### TASK OBJECTIVE
Collect all lines below with the string "JSON".

### DATA

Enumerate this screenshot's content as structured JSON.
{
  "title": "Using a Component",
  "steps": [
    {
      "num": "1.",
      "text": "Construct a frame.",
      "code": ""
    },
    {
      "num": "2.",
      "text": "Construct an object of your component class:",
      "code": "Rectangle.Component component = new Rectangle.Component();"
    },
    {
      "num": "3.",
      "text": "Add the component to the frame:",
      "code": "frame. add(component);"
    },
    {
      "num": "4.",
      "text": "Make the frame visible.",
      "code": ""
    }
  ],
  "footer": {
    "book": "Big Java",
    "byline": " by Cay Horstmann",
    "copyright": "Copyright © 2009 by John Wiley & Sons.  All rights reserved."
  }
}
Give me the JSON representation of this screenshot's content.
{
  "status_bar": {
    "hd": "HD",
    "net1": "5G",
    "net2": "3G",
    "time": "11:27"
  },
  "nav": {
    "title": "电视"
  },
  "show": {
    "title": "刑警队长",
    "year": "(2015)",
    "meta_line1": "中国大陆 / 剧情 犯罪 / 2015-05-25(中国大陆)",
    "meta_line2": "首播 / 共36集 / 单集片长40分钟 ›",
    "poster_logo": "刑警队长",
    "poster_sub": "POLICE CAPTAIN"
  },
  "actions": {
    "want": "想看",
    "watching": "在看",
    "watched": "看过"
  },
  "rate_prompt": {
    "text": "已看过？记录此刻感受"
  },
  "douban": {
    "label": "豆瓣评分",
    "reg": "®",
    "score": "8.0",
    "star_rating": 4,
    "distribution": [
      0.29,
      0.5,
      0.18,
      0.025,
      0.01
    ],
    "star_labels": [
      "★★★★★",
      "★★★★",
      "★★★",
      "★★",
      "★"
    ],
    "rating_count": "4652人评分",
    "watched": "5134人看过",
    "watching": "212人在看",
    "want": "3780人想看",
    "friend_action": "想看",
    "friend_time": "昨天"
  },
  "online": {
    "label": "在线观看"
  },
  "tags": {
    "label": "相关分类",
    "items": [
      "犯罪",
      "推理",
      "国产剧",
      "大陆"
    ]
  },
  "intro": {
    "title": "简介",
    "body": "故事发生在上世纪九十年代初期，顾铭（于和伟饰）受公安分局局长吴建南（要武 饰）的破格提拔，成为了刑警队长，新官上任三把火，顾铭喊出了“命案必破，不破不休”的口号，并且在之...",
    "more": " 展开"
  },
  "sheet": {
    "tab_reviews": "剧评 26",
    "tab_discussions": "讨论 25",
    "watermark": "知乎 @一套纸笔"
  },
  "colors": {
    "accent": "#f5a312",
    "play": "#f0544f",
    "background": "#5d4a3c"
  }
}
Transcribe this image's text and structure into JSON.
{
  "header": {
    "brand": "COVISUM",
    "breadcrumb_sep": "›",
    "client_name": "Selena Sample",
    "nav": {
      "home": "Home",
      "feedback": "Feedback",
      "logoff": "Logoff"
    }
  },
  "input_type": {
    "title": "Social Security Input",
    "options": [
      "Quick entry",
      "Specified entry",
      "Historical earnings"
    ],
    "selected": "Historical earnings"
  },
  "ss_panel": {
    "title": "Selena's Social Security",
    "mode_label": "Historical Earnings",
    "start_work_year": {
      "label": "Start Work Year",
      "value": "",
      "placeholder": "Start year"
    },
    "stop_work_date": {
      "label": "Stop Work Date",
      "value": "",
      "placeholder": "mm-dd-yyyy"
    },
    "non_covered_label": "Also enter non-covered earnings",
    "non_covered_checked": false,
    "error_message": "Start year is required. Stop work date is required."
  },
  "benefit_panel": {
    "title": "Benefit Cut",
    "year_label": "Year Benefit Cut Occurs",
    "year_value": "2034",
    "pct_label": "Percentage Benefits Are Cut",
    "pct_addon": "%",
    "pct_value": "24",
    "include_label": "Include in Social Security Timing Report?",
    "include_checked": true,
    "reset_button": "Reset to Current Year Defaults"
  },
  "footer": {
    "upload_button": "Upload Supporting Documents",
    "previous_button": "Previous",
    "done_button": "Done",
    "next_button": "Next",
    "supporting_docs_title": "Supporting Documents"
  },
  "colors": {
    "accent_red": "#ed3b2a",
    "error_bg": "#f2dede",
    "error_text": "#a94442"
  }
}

### WORKED ANSWER
Enumerate this screenshot's content as structured JSON.
Give me the JSON representation of this screenshot's content.
Transcribe this image's text and structure into JSON.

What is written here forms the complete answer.